>> START
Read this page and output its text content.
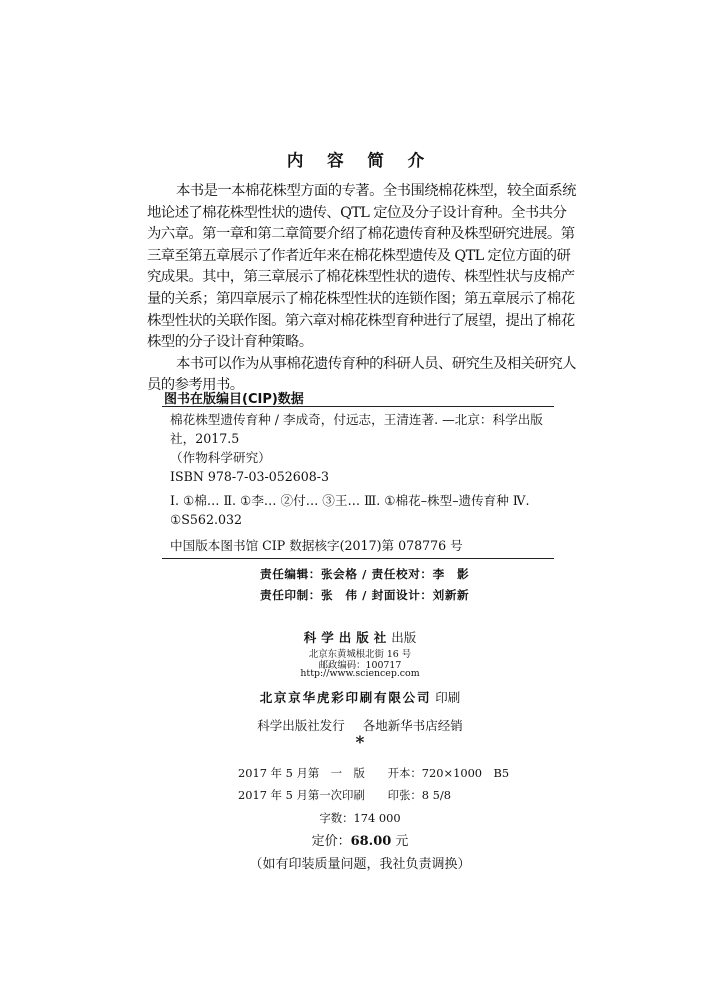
内 容 简 介

本书是一本棉花株型方面的专著。全书围绕棉花株型，较全面系统地论述了棉花株型性状的遗传、QTL 定位及分子设计育种。全书共分为六章。第一章和第二章简要介绍了棉花遗传育种及株型研究进展。第三章至第五章展示了作者近年来在棉花株型遗传及 QTL 定位方面的研究成果。其中，第三章展示了棉花株型性状的遗传、株型性状与皮棉产量的关系；第四章展示了棉花株型性状的连锁作图；第五章展示了棉花株型性状的关联作图。第六章对棉花株型育种进行了展望，提出了棉花株型的分子设计育种策略。

本书可以作为从事棉花遗传育种的科研人员、研究生及相关研究人员的参考用书。

图书在版编目(CIP)数据

棉花株型遗传育种 / 李成奇，付远志，王清连著. —北京：科学出版社，2017.5

（作物科学研究）

ISBN 978-7-03-052608-3

Ⅰ. ①棉… Ⅱ. ①李… ②付… ③王… Ⅲ. ①棉花–株型–遗传育种 Ⅳ. ①S562.032
中国版本图书馆 CIP 数据核字(2017)第 078776 号
责任编辑：张会格 / 责任校对：李　影
责任印制：张　伟 / 封面设计：刘新新
科学出版社出版
北京东黄城根北街 16 号
邮政编码：100717
http://www.sciencep.com
北京京华虎彩印刷有限公司 印刷
科学出版社发行 各地新华书店经销
*
2017 年 5 月第　一　版　　开本：720×1000　B5
2017 年 5 月第一次印刷　　印张：8 5/8
字数：174 000
定价：68.00 元
（如有印装质量问题，我社负责调换）
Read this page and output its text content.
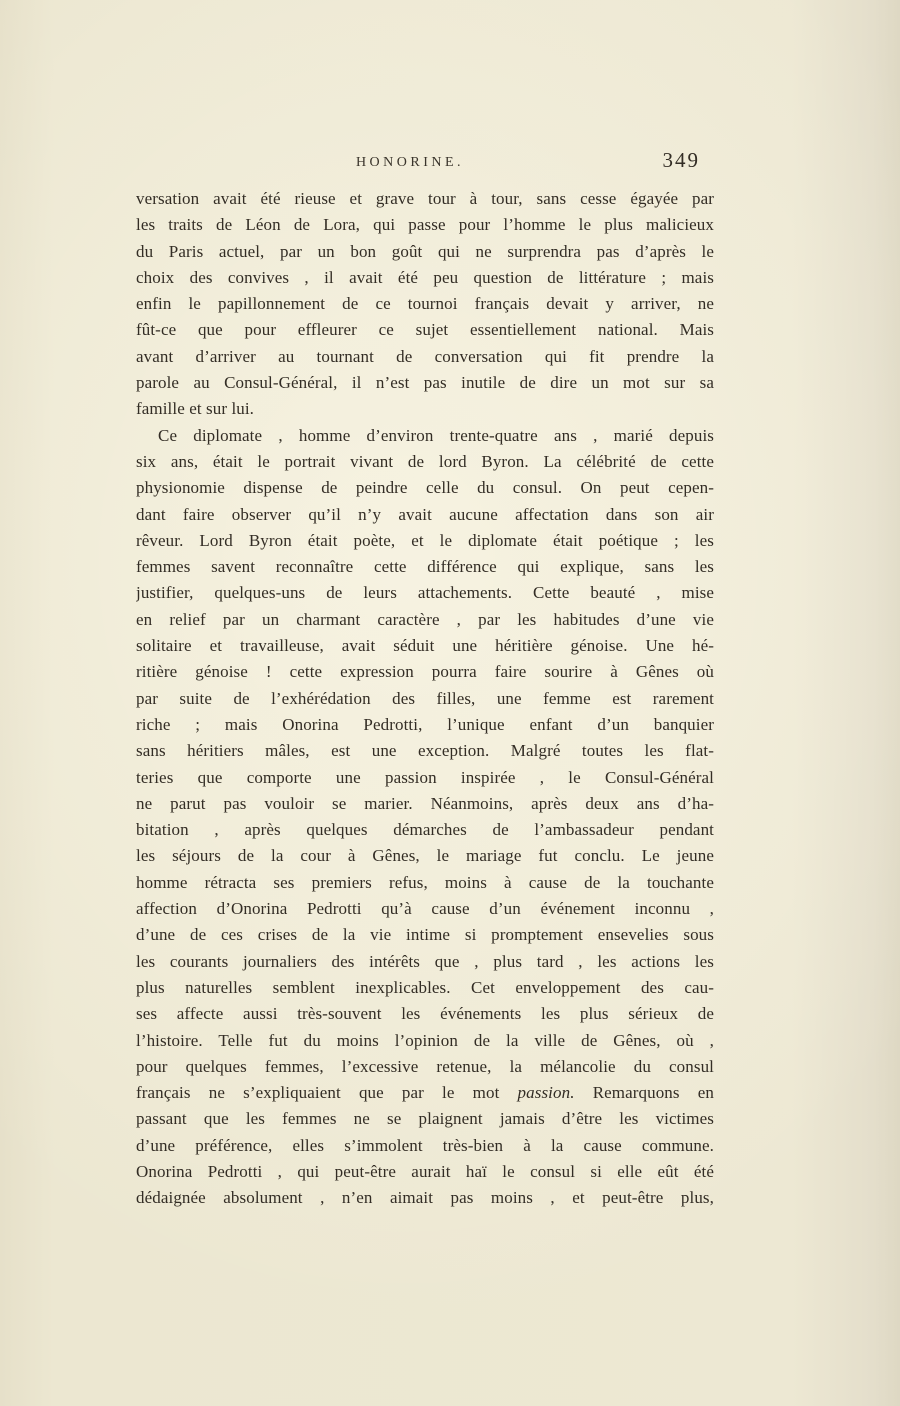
HONORINE.	349
versation avait été rieuse et grave tour à tour, sans cesse égayée par
les traits de Léon de Lora, qui passe pour l’homme le plus malicieux
du Paris actuel, par un bon goût qui ne surprendra pas d’après le
choix des convives , il avait été peu question de littérature ; mais
enfin le papillonnement de ce tournoi français devait y arriver, ne
fût-ce que pour effleurer ce sujet essentiellement national. Mais
avant d’arriver au tournant de conversation qui fit prendre la
parole au Consul-Général, il n’est pas inutile de dire un mot sur sa
famille et sur lui.
Ce diplomate , homme d’environ trente-quatre ans , marié depuis
six ans, était le portrait vivant de lord Byron. La célébrité de cette
physionomie dispense de peindre celle du consul. On peut cepen-
dant faire observer qu’il n’y avait aucune affectation dans son air
rêveur. Lord Byron était poète, et le diplomate était poétique ; les
femmes savent reconnaître cette différence qui explique, sans les
justifier, quelques-uns de leurs attachements. Cette beauté , mise
en relief par un charmant caractère , par les habitudes d’une vie
solitaire et travailleuse, avait séduit une héritière génoise. Une hé-
ritière génoise ! cette expression pourra faire sourire à Gênes où
par suite de l’exhérédation des filles, une femme est rarement
riche ; mais Onorina Pedrotti, l’unique enfant d’un banquier
sans héritiers mâles, est une exception. Malgré toutes les flat-
teries que comporte une passion inspirée , le Consul-Général
ne parut pas vouloir se marier. Néanmoins, après deux ans d’ha-
bitation , après quelques démarches de l’ambassadeur pendant
les séjours de la cour à Gênes, le mariage fut conclu. Le jeune
homme rétracta ses premiers refus, moins à cause de la touchante
affection d’Onorina Pedrotti qu’à cause d’un événement inconnu ,
d’une de ces crises de la vie intime si promptement ensevelies sous
les courants journaliers des intérêts que , plus tard , les actions les
plus naturelles semblent inexplicables. Cet enveloppement des cau-
ses affecte aussi très-souvent les événements les plus sérieux de
l’histoire. Telle fut du moins l’opinion de la ville de Gênes, où ,
pour quelques femmes, l’excessive retenue, la mélancolie du consul
français ne s’expliquaient que par le mot passion. Remarquons en
passant que les femmes ne se plaignent jamais d’être les victimes
d’une préférence, elles s’immolent très-bien à la cause commune.
Onorina Pedrotti , qui peut-être aurait haï le consul si elle eût été
dédaignée absolument , n’en aimait pas moins , et peut-être plus,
>> END
[GIVEN REQUEST]:
Reproduce each entry precisely, dropping only the pictures.

[EXERCISE OUTPUT]:
Read this page and output its text content.
内 容 简 介

本书是一本棉花株型方面的专著。全书围绕棉花株型，较全面系统地论述了棉花株型性状的遗传、QTL 定位及分子设计育种。全书共分为六章。第一章和第二章简要介绍了棉花遗传育种及株型研究进展。第三章至第五章展示了作者近年来在棉花株型遗传及 QTL 定位方面的研究成果。其中，第三章展示了棉花株型性状的遗传、株型性状与皮棉产量的关系；第四章展示了棉花株型性状的连锁作图；第五章展示了棉花株型性状的关联作图。第六章对棉花株型育种进行了展望，提出了棉花株型的分子设计育种策略。

本书可以作为从事棉花遗传育种的科研人员、研究生及相关研究人员的参考用书。

图书在版编目(CIP)数据

棉花株型遗传育种 / 李成奇，付远志，王清连著. —北京：科学出版社，2017.5

（作物科学研究）

ISBN 978-7-03-052608-3

Ⅰ. ①棉… Ⅱ. ①李… ②付… ③王… Ⅲ. ①棉花–株型–遗传育种 Ⅳ. ①S562.032
中国版本图书馆 CIP 数据核字(2017)第 078776 号
责任编辑：张会格 / 责任校对：李　影
责任印制：张　伟 / 封面设计：刘新新
科学出版社出版
北京东黄城根北街 16 号
邮政编码：100717
http://www.sciencep.com
北京京华虎彩印刷有限公司 印刷
科学出版社发行 各地新华书店经销
*
2017 年 5 月第　一　版　　开本：720×1000　B5
2017 年 5 月第一次印刷　　印张：8 5/8
字数：174 000
定价：68.00 元
（如有印装质量问题，我社负责调换）
Read this page and output its text content.
HONORINE.	349
versation avait été rieuse et grave tour à tour, sans cesse égayée par
les traits de Léon de Lora, qui passe pour l’homme le plus malicieux
du Paris actuel, par un bon goût qui ne surprendra pas d’après le
choix des convives , il avait été peu question de littérature ; mais
enfin le papillonnement de ce tournoi français devait y arriver, ne
fût-ce que pour effleurer ce sujet essentiellement national. Mais
avant d’arriver au tournant de conversation qui fit prendre la
parole au Consul-Général, il n’est pas inutile de dire un mot sur sa
famille et sur lui.
Ce diplomate , homme d’environ trente-quatre ans , marié depuis
six ans, était le portrait vivant de lord Byron. La célébrité de cette
physionomie dispense de peindre celle du consul. On peut cepen-
dant faire observer qu’il n’y avait aucune affectation dans son air
rêveur. Lord Byron était poète, et le diplomate était poétique ; les
femmes savent reconnaître cette différence qui explique, sans les
justifier, quelques-uns de leurs attachements. Cette beauté , mise
en relief par un charmant caractère , par les habitudes d’une vie
solitaire et travailleuse, avait séduit une héritière génoise. Une hé-
ritière génoise ! cette expression pourra faire sourire à Gênes où
par suite de l’exhérédation des filles, une femme est rarement
riche ; mais Onorina Pedrotti, l’unique enfant d’un banquier
sans héritiers mâles, est une exception. Malgré toutes les flat-
teries que comporte une passion inspirée , le Consul-Général
ne parut pas vouloir se marier. Néanmoins, après deux ans d’ha-
bitation , après quelques démarches de l’ambassadeur pendant
les séjours de la cour à Gênes, le mariage fut conclu. Le jeune
homme rétracta ses premiers refus, moins à cause de la touchante
affection d’Onorina Pedrotti qu’à cause d’un événement inconnu ,
d’une de ces crises de la vie intime si promptement ensevelies sous
les courants journaliers des intérêts que , plus tard , les actions les
plus naturelles semblent inexplicables. Cet enveloppement des cau-
ses affecte aussi très-souvent les événements les plus sérieux de
l’histoire. Telle fut du moins l’opinion de la ville de Gênes, où ,
pour quelques femmes, l’excessive retenue, la mélancolie du consul
français ne s’expliquaient que par le mot passion. Remarquons en
passant que les femmes ne se plaignent jamais d’être les victimes
d’une préférence, elles s’immolent très-bien à la cause commune.
Onorina Pedrotti , qui peut-être aurait haï le consul si elle eût été
dédaignée absolument , n’en aimait pas moins , et peut-être plus,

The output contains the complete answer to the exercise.